Items listed in a dataset:

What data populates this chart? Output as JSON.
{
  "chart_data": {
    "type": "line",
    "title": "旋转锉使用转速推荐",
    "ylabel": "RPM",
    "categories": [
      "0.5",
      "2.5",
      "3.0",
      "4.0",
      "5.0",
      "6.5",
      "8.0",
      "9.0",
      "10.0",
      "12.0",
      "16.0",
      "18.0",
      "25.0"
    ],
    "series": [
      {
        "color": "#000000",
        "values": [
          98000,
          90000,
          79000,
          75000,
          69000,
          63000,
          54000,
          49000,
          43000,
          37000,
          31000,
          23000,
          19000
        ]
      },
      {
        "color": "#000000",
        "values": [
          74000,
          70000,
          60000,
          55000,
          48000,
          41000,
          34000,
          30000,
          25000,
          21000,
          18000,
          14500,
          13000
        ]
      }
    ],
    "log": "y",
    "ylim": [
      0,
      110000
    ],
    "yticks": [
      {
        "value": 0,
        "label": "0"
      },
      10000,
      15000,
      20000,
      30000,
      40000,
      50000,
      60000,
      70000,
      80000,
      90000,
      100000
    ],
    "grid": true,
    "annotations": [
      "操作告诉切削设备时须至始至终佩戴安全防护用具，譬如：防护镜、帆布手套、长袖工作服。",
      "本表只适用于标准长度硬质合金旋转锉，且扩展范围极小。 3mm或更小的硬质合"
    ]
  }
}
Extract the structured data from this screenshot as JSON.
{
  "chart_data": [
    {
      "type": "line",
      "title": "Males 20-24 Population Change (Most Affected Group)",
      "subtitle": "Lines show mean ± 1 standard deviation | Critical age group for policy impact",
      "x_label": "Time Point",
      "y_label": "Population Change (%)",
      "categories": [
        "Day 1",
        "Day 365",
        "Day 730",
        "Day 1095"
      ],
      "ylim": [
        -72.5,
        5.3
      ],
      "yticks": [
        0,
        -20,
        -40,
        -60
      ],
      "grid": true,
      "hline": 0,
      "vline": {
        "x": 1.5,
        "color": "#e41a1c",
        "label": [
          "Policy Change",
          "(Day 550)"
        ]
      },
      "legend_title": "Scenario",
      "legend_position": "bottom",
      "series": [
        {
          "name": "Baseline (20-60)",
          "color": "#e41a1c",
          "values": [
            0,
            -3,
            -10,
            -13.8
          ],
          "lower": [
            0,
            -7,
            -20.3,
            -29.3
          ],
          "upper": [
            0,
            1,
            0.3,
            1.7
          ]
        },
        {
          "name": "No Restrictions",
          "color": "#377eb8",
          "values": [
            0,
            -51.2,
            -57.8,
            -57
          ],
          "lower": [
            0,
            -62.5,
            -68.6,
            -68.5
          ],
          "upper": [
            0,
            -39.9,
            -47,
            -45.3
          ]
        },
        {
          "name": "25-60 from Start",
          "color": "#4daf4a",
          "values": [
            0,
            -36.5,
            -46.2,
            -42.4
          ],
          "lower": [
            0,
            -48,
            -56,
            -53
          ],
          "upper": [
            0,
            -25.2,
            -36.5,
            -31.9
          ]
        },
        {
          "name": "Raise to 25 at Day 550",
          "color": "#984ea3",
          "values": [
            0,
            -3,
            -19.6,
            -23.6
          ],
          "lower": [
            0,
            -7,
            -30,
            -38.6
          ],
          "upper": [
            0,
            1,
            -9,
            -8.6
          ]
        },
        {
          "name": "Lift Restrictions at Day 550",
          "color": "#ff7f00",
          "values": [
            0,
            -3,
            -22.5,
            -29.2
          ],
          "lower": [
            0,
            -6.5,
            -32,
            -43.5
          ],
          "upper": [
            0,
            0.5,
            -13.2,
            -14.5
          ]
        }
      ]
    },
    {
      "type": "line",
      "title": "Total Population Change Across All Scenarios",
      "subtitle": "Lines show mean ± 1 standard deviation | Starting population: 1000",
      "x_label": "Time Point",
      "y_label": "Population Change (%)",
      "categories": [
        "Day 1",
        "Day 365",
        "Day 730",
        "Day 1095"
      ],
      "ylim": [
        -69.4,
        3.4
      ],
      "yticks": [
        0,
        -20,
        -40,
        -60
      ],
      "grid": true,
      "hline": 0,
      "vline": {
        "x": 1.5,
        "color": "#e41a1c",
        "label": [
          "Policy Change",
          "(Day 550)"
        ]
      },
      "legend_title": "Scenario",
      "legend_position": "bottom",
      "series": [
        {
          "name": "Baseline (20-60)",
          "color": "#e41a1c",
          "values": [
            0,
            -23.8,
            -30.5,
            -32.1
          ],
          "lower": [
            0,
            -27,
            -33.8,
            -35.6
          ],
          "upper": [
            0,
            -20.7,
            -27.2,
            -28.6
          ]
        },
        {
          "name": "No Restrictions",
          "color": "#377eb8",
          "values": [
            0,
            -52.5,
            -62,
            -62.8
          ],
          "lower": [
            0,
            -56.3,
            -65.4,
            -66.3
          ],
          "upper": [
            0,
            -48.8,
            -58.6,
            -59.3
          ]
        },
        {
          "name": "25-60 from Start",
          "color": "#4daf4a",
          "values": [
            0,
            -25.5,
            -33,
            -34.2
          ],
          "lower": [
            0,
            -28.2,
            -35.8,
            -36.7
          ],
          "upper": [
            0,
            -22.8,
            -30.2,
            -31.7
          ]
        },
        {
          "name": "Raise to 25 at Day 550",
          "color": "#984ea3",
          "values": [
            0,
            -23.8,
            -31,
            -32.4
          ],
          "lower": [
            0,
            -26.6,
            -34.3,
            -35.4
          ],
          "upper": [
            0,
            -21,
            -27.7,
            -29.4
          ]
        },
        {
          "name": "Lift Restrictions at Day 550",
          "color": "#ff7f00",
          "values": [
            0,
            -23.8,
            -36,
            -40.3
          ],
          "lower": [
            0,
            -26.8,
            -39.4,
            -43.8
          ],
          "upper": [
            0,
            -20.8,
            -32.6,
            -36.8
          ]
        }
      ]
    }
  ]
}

Description of the task:
Your task is to output the full set of records exactly as presented.

Exercise solution:
What data populates this chart? Output as JSON.
{
  "chart_data": {
    "type": "line",
    "title": "旋转锉使用转速推荐",
    "ylabel": "RPM",
    "categories": [
      "0.5",
      "2.5",
      "3.0",
      "4.0",
      "5.0",
      "6.5",
      "8.0",
      "9.0",
      "10.0",
      "12.0",
      "16.0",
      "18.0",
      "25.0"
    ],
    "series": [
      {
        "color": "#000000",
        "values": [
          98000,
          90000,
          79000,
          75000,
          69000,
          63000,
          54000,
          49000,
          43000,
          37000,
          31000,
          23000,
          19000
        ]
      },
      {
        "color": "#000000",
        "values": [
          74000,
          70000,
          60000,
          55000,
          48000,
          41000,
          34000,
          30000,
          25000,
          21000,
          18000,
          14500,
          13000
        ]
      }
    ],
    "log": "y",
    "ylim": [
      0,
      110000
    ],
    "yticks": [
      {
        "value": 0,
        "label": "0"
      },
      10000,
      15000,
      20000,
      30000,
      40000,
      50000,
      60000,
      70000,
      80000,
      90000,
      100000
    ],
    "grid": true,
    "annotations": [
      "操作告诉切削设备时须至始至终佩戴安全防护用具，譬如：防护镜、帆布手套、长袖工作服。",
      "本表只适用于标准长度硬质合金旋转锉，且扩展范围极小。 3mm或更小的硬质合"
    ]
  }
}
Extract the structured data from this screenshot as JSON.
{
  "chart_data": [
    {
      "type": "line",
      "title": "Males 20-24 Population Change (Most Affected Group)",
      "subtitle": "Lines show mean ± 1 standard deviation | Critical age group for policy impact",
      "x_label": "Time Point",
      "y_label": "Population Change (%)",
      "categories": [
        "Day 1",
        "Day 365",
        "Day 730",
        "Day 1095"
      ],
      "ylim": [
        -72.5,
        5.3
      ],
      "yticks": [
        0,
        -20,
        -40,
        -60
      ],
      "grid": true,
      "hline": 0,
      "vline": {
        "x": 1.5,
        "color": "#e41a1c",
        "label": [
          "Policy Change",
          "(Day 550)"
        ]
      },
      "legend_title": "Scenario",
      "legend_position": "bottom",
      "series": [
        {
          "name": "Baseline (20-60)",
          "color": "#e41a1c",
          "values": [
            0,
            -3,
            -10,
            -13.8
          ],
          "lower": [
            0,
            -7,
            -20.3,
            -29.3
          ],
          "upper": [
            0,
            1,
            0.3,
            1.7
          ]
        },
        {
          "name": "No Restrictions",
          "color": "#377eb8",
          "values": [
            0,
            -51.2,
            -57.8,
            -57
          ],
          "lower": [
            0,
            -62.5,
            -68.6,
            -68.5
          ],
          "upper": [
            0,
            -39.9,
            -47,
            -45.3
          ]
        },
        {
          "name": "25-60 from Start",
          "color": "#4daf4a",
          "values": [
            0,
            -36.5,
            -46.2,
            -42.4
          ],
          "lower": [
            0,
            -48,
            -56,
            -53
          ],
          "upper": [
            0,
            -25.2,
            -36.5,
            -31.9
          ]
        },
        {
          "name": "Raise to 25 at Day 550",
          "color": "#984ea3",
          "values": [
            0,
            -3,
            -19.6,
            -23.6
          ],
          "lower": [
            0,
            -7,
            -30,
            -38.6
          ],
          "upper": [
            0,
            1,
            -9,
            -8.6
          ]
        },
        {
          "name": "Lift Restrictions at Day 550",
          "color": "#ff7f00",
          "values": [
            0,
            -3,
            -22.5,
            -29.2
          ],
          "lower": [
            0,
            -6.5,
            -32,
            -43.5
          ],
          "upper": [
            0,
            0.5,
            -13.2,
            -14.5
          ]
        }
      ]
    },
    {
      "type": "line",
      "title": "Total Population Change Across All Scenarios",
      "subtitle": "Lines show mean ± 1 standard deviation | Starting population: 1000",
      "x_label": "Time Point",
      "y_label": "Population Change (%)",
      "categories": [
        "Day 1",
        "Day 365",
        "Day 730",
        "Day 1095"
      ],
      "ylim": [
        -69.4,
        3.4
      ],
      "yticks": [
        0,
        -20,
        -40,
        -60
      ],
      "grid": true,
      "hline": 0,
      "vline": {
        "x": 1.5,
        "color": "#e41a1c",
        "label": [
          "Policy Change",
          "(Day 550)"
        ]
      },
      "legend_title": "Scenario",
      "legend_position": "bottom",
      "series": [
        {
          "name": "Baseline (20-60)",
          "color": "#e41a1c",
          "values": [
            0,
            -23.8,
            -30.5,
            -32.1
          ],
          "lower": [
            0,
            -27,
            -33.8,
            -35.6
          ],
          "upper": [
            0,
            -20.7,
            -27.2,
            -28.6
          ]
        },
        {
          "name": "No Restrictions",
          "color": "#377eb8",
          "values": [
            0,
            -52.5,
            -62,
            -62.8
          ],
          "lower": [
            0,
            -56.3,
            -65.4,
            -66.3
          ],
          "upper": [
            0,
            -48.8,
            -58.6,
            -59.3
          ]
        },
        {
          "name": "25-60 from Start",
          "color": "#4daf4a",
          "values": [
            0,
            -25.5,
            -33,
            -34.2
          ],
          "lower": [
            0,
            -28.2,
            -35.8,
            -36.7
          ],
          "upper": [
            0,
            -22.8,
            -30.2,
            -31.7
          ]
        },
        {
          "name": "Raise to 25 at Day 550",
          "color": "#984ea3",
          "values": [
            0,
            -23.8,
            -31,
            -32.4
          ],
          "lower": [
            0,
            -26.6,
            -34.3,
            -35.4
          ],
          "upper": [
            0,
            -21,
            -27.7,
            -29.4
          ]
        },
        {
          "name": "Lift Restrictions at Day 550",
          "color": "#ff7f00",
          "values": [
            0,
            -23.8,
            -36,
            -40.3
          ],
          "lower": [
            0,
            -26.8,
            -39.4,
            -43.8
          ],
          "upper": [
            0,
            -20.8,
            -32.6,
            -36.8
          ]
        }
      ]
    }
  ]
}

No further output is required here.